(Dataset items)
....
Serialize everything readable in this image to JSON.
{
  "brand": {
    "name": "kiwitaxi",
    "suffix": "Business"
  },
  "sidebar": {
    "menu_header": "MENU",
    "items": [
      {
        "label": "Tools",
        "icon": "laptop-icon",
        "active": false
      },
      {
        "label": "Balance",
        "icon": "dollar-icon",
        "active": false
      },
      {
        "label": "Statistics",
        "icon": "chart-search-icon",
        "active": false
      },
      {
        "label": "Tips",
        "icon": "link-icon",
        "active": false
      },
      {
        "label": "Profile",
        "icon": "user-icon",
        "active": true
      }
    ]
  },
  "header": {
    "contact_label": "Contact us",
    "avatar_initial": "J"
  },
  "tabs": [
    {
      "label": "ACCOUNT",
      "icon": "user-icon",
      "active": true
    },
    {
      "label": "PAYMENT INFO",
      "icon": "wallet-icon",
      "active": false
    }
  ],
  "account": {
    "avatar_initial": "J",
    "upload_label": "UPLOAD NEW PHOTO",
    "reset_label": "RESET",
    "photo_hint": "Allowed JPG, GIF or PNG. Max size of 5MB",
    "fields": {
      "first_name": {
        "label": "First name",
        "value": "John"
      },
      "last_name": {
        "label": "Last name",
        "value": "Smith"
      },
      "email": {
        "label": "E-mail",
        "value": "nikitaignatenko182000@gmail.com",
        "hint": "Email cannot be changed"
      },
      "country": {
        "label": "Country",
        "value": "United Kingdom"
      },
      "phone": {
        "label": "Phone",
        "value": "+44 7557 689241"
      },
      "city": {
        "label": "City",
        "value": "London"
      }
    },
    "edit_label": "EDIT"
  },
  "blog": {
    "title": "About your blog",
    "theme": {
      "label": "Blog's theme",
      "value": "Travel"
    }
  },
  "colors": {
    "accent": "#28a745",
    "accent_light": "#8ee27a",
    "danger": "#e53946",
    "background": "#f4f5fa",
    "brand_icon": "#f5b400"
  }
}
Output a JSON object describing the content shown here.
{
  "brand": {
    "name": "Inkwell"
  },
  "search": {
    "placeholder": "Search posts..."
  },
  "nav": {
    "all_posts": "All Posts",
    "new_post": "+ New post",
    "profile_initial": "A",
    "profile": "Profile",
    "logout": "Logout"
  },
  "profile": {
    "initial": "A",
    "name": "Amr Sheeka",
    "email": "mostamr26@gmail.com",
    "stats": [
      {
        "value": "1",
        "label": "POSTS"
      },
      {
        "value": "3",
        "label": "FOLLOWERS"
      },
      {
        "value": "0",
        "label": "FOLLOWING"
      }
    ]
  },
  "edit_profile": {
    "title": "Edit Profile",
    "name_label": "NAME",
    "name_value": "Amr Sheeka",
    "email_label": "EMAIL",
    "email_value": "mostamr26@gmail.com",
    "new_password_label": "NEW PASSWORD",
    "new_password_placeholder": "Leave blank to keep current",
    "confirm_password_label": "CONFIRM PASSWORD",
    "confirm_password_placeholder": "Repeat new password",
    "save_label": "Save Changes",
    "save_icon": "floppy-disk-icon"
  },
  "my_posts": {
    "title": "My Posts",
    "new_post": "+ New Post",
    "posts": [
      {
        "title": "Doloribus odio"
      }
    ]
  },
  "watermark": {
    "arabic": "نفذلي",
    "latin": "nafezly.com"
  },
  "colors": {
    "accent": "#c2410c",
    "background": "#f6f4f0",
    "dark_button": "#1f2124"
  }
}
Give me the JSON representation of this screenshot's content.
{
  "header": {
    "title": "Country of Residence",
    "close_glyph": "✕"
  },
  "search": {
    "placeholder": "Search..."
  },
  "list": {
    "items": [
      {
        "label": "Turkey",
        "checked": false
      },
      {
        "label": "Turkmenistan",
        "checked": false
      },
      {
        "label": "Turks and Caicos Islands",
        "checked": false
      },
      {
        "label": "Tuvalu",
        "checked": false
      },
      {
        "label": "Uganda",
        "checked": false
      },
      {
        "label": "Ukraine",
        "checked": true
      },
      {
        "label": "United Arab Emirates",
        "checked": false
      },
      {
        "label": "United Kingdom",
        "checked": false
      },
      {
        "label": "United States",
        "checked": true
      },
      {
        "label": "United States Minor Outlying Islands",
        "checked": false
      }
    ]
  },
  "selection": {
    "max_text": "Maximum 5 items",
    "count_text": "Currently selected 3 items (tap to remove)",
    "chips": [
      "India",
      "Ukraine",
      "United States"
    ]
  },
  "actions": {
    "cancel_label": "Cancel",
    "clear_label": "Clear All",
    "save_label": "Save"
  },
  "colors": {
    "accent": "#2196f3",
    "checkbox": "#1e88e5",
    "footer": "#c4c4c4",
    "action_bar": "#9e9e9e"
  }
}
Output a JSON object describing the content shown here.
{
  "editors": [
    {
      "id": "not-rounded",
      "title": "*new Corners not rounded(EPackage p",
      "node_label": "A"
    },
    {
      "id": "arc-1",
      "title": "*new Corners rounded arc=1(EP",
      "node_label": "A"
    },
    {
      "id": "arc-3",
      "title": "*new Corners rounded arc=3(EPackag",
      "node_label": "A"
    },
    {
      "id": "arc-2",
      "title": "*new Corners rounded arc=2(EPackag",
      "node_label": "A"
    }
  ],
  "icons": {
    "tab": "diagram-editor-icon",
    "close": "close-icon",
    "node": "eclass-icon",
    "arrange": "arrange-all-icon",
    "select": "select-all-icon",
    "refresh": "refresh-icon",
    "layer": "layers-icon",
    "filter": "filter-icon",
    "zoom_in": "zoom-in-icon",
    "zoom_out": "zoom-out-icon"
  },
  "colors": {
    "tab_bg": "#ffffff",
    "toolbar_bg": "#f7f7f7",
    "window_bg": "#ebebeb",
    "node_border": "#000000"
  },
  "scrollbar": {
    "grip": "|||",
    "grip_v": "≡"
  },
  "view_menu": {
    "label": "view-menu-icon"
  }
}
....
» **WHAT IS NEEDED**
Could you transcribe the records in full, exactly?

» **RESULT OF THIS EXERCISE**
Serialize everything readable in this image to JSON.
{
  "brand": {
    "name": "kiwitaxi",
    "suffix": "Business"
  },
  "sidebar": {
    "menu_header": "MENU",
    "items": [
      {
        "label": "Tools",
        "icon": "laptop-icon",
        "active": false
      },
      {
        "label": "Balance",
        "icon": "dollar-icon",
        "active": false
      },
      {
        "label": "Statistics",
        "icon": "chart-search-icon",
        "active": false
      },
      {
        "label": "Tips",
        "icon": "link-icon",
        "active": false
      },
      {
        "label": "Profile",
        "icon": "user-icon",
        "active": true
      }
    ]
  },
  "header": {
    "contact_label": "Contact us",
    "avatar_initial": "J"
  },
  "tabs": [
    {
      "label": "ACCOUNT",
      "icon": "user-icon",
      "active": true
    },
    {
      "label": "PAYMENT INFO",
      "icon": "wallet-icon",
      "active": false
    }
  ],
  "account": {
    "avatar_initial": "J",
    "upload_label": "UPLOAD NEW PHOTO",
    "reset_label": "RESET",
    "photo_hint": "Allowed JPG, GIF or PNG. Max size of 5MB",
    "fields": {
      "first_name": {
        "label": "First name",
        "value": "John"
      },
      "last_name": {
        "label": "Last name",
        "value": "Smith"
      },
      "email": {
        "label": "E-mail",
        "value": "nikitaignatenko182000@gmail.com",
        "hint": "Email cannot be changed"
      },
      "country": {
        "label": "Country",
        "value": "United Kingdom"
      },
      "phone": {
        "label": "Phone",
        "value": "+44 7557 689241"
      },
      "city": {
        "label": "City",
        "value": "London"
      }
    },
    "edit_label": "EDIT"
  },
  "blog": {
    "title": "About your blog",
    "theme": {
      "label": "Blog's theme",
      "value": "Travel"
    }
  },
  "colors": {
    "accent": "#28a745",
    "accent_light": "#8ee27a",
    "danger": "#e53946",
    "background": "#f4f5fa",
    "brand_icon": "#f5b400"
  }
}
Output a JSON object describing the content shown here.
{
  "brand": {
    "name": "Inkwell"
  },
  "search": {
    "placeholder": "Search posts..."
  },
  "nav": {
    "all_posts": "All Posts",
    "new_post": "+ New post",
    "profile_initial": "A",
    "profile": "Profile",
    "logout": "Logout"
  },
  "profile": {
    "initial": "A",
    "name": "Amr Sheeka",
    "email": "mostamr26@gmail.com",
    "stats": [
      {
        "value": "1",
        "label": "POSTS"
      },
      {
        "value": "3",
        "label": "FOLLOWERS"
      },
      {
        "value": "0",
        "label": "FOLLOWING"
      }
    ]
  },
  "edit_profile": {
    "title": "Edit Profile",
    "name_label": "NAME",
    "name_value": "Amr Sheeka",
    "email_label": "EMAIL",
    "email_value": "mostamr26@gmail.com",
    "new_password_label": "NEW PASSWORD",
    "new_password_placeholder": "Leave blank to keep current",
    "confirm_password_label": "CONFIRM PASSWORD",
    "confirm_password_placeholder": "Repeat new password",
    "save_label": "Save Changes",
    "save_icon": "floppy-disk-icon"
  },
  "my_posts": {
    "title": "My Posts",
    "new_post": "+ New Post",
    "posts": [
      {
        "title": "Doloribus odio"
      }
    ]
  },
  "watermark": {
    "arabic": "نفذلي",
    "latin": "nafezly.com"
  },
  "colors": {
    "accent": "#c2410c",
    "background": "#f6f4f0",
    "dark_button": "#1f2124"
  }
}
Give me the JSON representation of this screenshot's content.
{
  "header": {
    "title": "Country of Residence",
    "close_glyph": "✕"
  },
  "search": {
    "placeholder": "Search..."
  },
  "list": {
    "items": [
      {
        "label": "Turkey",
        "checked": false
      },
      {
        "label": "Turkmenistan",
        "checked": false
      },
      {
        "label": "Turks and Caicos Islands",
        "checked": false
      },
      {
        "label": "Tuvalu",
        "checked": false
      },
      {
        "label": "Uganda",
        "checked": false
      },
      {
        "label": "Ukraine",
        "checked": true
      },
      {
        "label": "United Arab Emirates",
        "checked": false
      },
      {
        "label": "United Kingdom",
        "checked": false
      },
      {
        "label": "United States",
        "checked": true
      },
      {
        "label": "United States Minor Outlying Islands",
        "checked": false
      }
    ]
  },
  "selection": {
    "max_text": "Maximum 5 items",
    "count_text": "Currently selected 3 items (tap to remove)",
    "chips": [
      "India",
      "Ukraine",
      "United States"
    ]
  },
  "actions": {
    "cancel_label": "Cancel",
    "clear_label": "Clear All",
    "save_label": "Save"
  },
  "colors": {
    "accent": "#2196f3",
    "checkbox": "#1e88e5",
    "footer": "#c4c4c4",
    "action_bar": "#9e9e9e"
  }
}
Output a JSON object describing the content shown here.
{
  "editors": [
    {
      "id": "not-rounded",
      "title": "*new Corners not rounded(EPackage p",
      "node_label": "A"
    },
    {
      "id": "arc-1",
      "title": "*new Corners rounded arc=1(EP",
      "node_label": "A"
    },
    {
      "id": "arc-3",
      "title": "*new Corners rounded arc=3(EPackag",
      "node_label": "A"
    },
    {
      "id": "arc-2",
      "title": "*new Corners rounded arc=2(EPackag",
      "node_label": "A"
    }
  ],
  "icons": {
    "tab": "diagram-editor-icon",
    "close": "close-icon",
    "node": "eclass-icon",
    "arrange": "arrange-all-icon",
    "select": "select-all-icon",
    "refresh": "refresh-icon",
    "layer": "layers-icon",
    "filter": "filter-icon",
    "zoom_in": "zoom-in-icon",
    "zoom_out": "zoom-out-icon"
  },
  "colors": {
    "tab_bg": "#ffffff",
    "toolbar_bg": "#f7f7f7",
    "window_bg": "#ebebeb",
    "node_border": "#000000"
  },
  "scrollbar": {
    "grip": "|||",
    "grip_v": "≡"
  },
  "view_menu": {
    "label": "view-menu-icon"
  }
}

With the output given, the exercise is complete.